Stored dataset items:
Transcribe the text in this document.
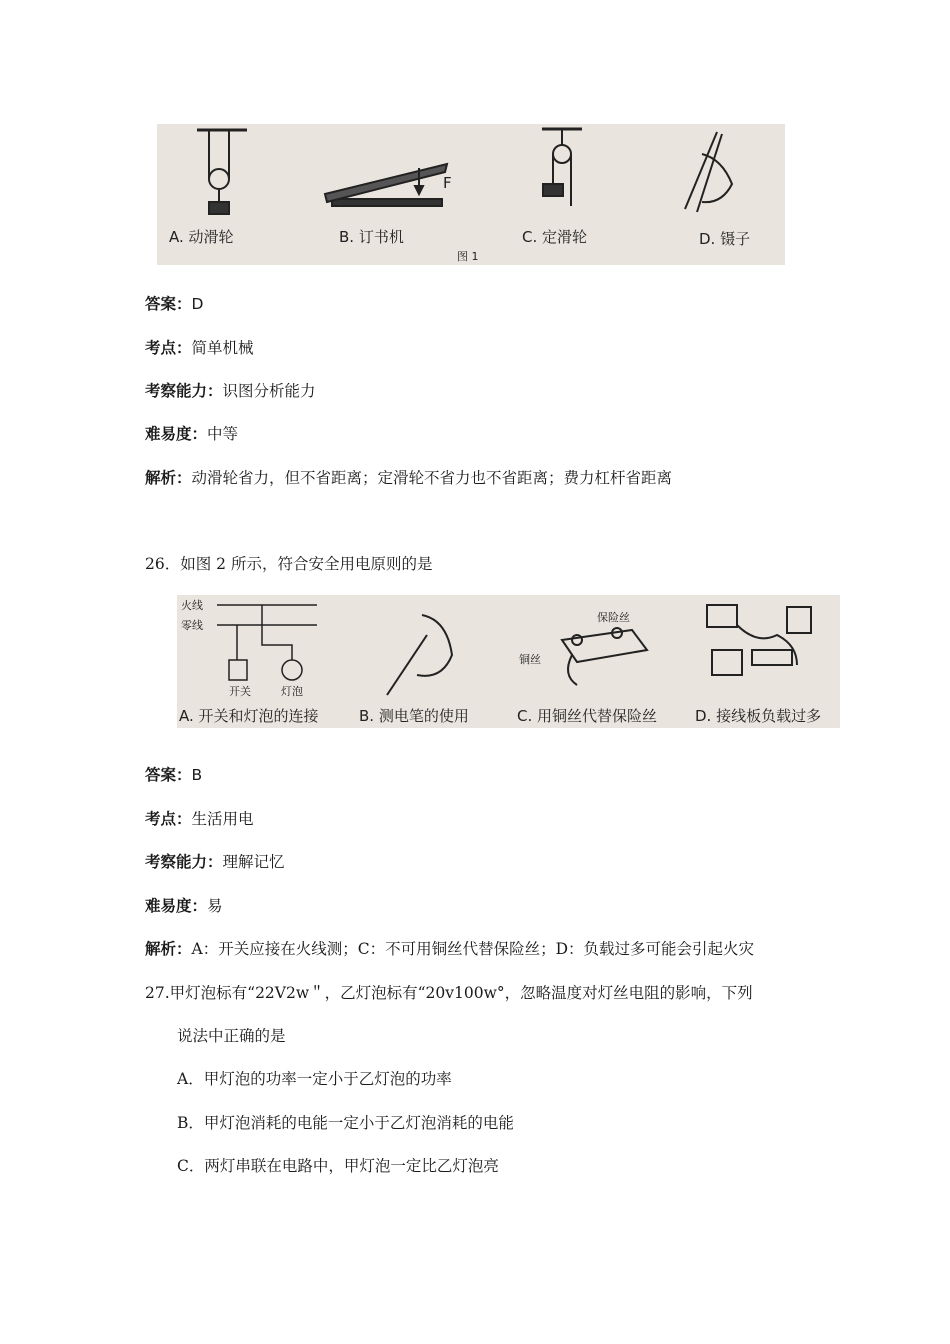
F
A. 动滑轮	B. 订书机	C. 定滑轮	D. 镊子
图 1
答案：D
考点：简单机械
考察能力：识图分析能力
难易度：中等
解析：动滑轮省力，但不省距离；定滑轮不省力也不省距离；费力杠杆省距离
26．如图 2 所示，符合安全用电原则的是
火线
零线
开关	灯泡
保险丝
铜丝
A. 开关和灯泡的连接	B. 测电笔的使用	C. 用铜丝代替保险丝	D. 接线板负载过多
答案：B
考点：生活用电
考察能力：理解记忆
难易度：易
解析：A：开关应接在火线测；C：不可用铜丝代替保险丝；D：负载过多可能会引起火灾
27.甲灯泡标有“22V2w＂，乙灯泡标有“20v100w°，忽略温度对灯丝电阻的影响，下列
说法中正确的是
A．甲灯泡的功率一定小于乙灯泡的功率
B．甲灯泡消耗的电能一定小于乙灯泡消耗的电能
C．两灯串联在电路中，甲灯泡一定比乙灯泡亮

==

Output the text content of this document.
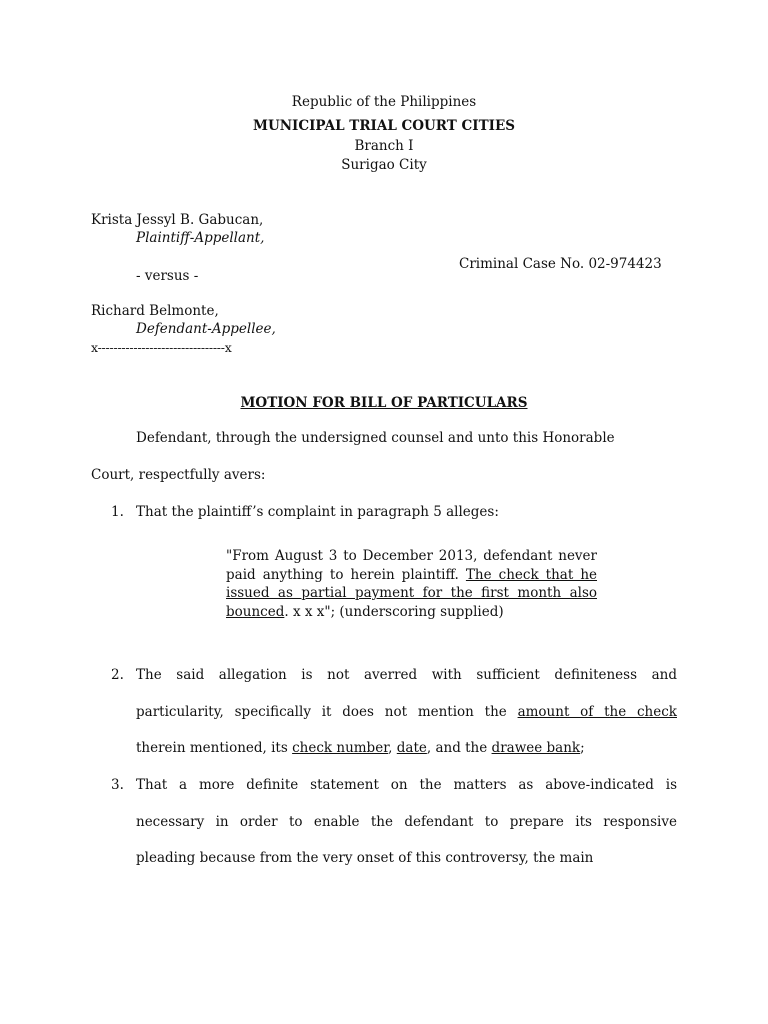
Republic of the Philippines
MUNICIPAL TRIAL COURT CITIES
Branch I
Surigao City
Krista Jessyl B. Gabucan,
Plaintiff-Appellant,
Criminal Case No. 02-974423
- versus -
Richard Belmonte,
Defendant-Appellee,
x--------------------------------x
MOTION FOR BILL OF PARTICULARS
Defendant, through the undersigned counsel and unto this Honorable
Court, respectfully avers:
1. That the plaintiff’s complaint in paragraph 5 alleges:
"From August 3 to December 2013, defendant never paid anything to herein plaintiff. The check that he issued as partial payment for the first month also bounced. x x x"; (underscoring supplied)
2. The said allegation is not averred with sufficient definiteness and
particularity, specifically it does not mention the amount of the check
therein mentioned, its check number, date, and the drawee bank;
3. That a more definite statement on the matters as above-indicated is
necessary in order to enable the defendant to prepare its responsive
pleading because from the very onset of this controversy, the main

Task statement => Say how many lines of the listing above contain "check", with no other words.

Solution for this problem => 3